* **MATERIAL FOR THIS EXERCISE**
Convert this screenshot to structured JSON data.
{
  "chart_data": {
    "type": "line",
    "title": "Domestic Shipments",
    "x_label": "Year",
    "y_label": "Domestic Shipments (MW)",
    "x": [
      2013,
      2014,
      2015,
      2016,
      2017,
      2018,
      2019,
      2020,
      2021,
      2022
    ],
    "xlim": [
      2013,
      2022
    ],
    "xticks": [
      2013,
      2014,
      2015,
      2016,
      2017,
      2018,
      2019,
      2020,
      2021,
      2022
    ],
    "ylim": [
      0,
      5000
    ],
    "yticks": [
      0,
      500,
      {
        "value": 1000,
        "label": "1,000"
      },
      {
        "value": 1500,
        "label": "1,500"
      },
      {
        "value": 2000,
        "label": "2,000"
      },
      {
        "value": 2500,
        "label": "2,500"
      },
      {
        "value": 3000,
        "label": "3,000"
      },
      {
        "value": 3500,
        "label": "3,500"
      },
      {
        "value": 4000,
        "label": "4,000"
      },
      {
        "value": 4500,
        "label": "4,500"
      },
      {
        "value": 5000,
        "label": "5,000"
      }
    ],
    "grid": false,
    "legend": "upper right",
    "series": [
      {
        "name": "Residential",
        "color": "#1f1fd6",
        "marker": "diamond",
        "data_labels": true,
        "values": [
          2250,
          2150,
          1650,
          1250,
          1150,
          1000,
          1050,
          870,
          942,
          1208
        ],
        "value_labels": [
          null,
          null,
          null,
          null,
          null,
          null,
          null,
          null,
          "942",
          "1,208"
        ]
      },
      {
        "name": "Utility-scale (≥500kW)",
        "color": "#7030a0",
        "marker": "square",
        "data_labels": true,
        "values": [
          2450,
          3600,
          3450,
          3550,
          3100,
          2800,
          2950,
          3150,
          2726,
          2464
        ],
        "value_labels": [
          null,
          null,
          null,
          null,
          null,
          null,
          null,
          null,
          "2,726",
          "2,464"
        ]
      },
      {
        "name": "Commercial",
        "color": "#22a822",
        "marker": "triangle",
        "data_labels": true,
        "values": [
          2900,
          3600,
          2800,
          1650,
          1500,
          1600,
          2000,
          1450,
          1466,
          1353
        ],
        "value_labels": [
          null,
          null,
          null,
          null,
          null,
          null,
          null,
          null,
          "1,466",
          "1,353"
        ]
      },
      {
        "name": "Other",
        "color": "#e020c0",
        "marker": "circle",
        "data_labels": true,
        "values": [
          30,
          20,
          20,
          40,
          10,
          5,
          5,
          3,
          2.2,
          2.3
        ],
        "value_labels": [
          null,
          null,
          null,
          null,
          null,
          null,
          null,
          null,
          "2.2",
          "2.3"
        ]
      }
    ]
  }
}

* **REQUIRED TASK**
Give a word-for-word copy of the records.

* **FINAL ANSWER**
Convert this screenshot to structured JSON data.
{
  "chart_data": {
    "type": "line",
    "title": "Domestic Shipments",
    "x_label": "Year",
    "y_label": "Domestic Shipments (MW)",
    "x": [
      2013,
      2014,
      2015,
      2016,
      2017,
      2018,
      2019,
      2020,
      2021,
      2022
    ],
    "xlim": [
      2013,
      2022
    ],
    "xticks": [
      2013,
      2014,
      2015,
      2016,
      2017,
      2018,
      2019,
      2020,
      2021,
      2022
    ],
    "ylim": [
      0,
      5000
    ],
    "yticks": [
      0,
      500,
      {
        "value": 1000,
        "label": "1,000"
      },
      {
        "value": 1500,
        "label": "1,500"
      },
      {
        "value": 2000,
        "label": "2,000"
      },
      {
        "value": 2500,
        "label": "2,500"
      },
      {
        "value": 3000,
        "label": "3,000"
      },
      {
        "value": 3500,
        "label": "3,500"
      },
      {
        "value": 4000,
        "label": "4,000"
      },
      {
        "value": 4500,
        "label": "4,500"
      },
      {
        "value": 5000,
        "label": "5,000"
      }
    ],
    "grid": false,
    "legend": "upper right",
    "series": [
      {
        "name": "Residential",
        "color": "#1f1fd6",
        "marker": "diamond",
        "data_labels": true,
        "values": [
          2250,
          2150,
          1650,
          1250,
          1150,
          1000,
          1050,
          870,
          942,
          1208
        ],
        "value_labels": [
          null,
          null,
          null,
          null,
          null,
          null,
          null,
          null,
          "942",
          "1,208"
        ]
      },
      {
        "name": "Utility-scale (≥500kW)",
        "color": "#7030a0",
        "marker": "square",
        "data_labels": true,
        "values": [
          2450,
          3600,
          3450,
          3550,
          3100,
          2800,
          2950,
          3150,
          2726,
          2464
        ],
        "value_labels": [
          null,
          null,
          null,
          null,
          null,
          null,
          null,
          null,
          "2,726",
          "2,464"
        ]
      },
      {
        "name": "Commercial",
        "color": "#22a822",
        "marker": "triangle",
        "data_labels": true,
        "values": [
          2900,
          3600,
          2800,
          1650,
          1500,
          1600,
          2000,
          1450,
          1466,
          1353
        ],
        "value_labels": [
          null,
          null,
          null,
          null,
          null,
          null,
          null,
          null,
          "1,466",
          "1,353"
        ]
      },
      {
        "name": "Other",
        "color": "#e020c0",
        "marker": "circle",
        "data_labels": true,
        "values": [
          30,
          20,
          20,
          40,
          10,
          5,
          5,
          3,
          2.2,
          2.3
        ],
        "value_labels": [
          null,
          null,
          null,
          null,
          null,
          null,
          null,
          null,
          "2.2",
          "2.3"
        ]
      }
    ]
  }
}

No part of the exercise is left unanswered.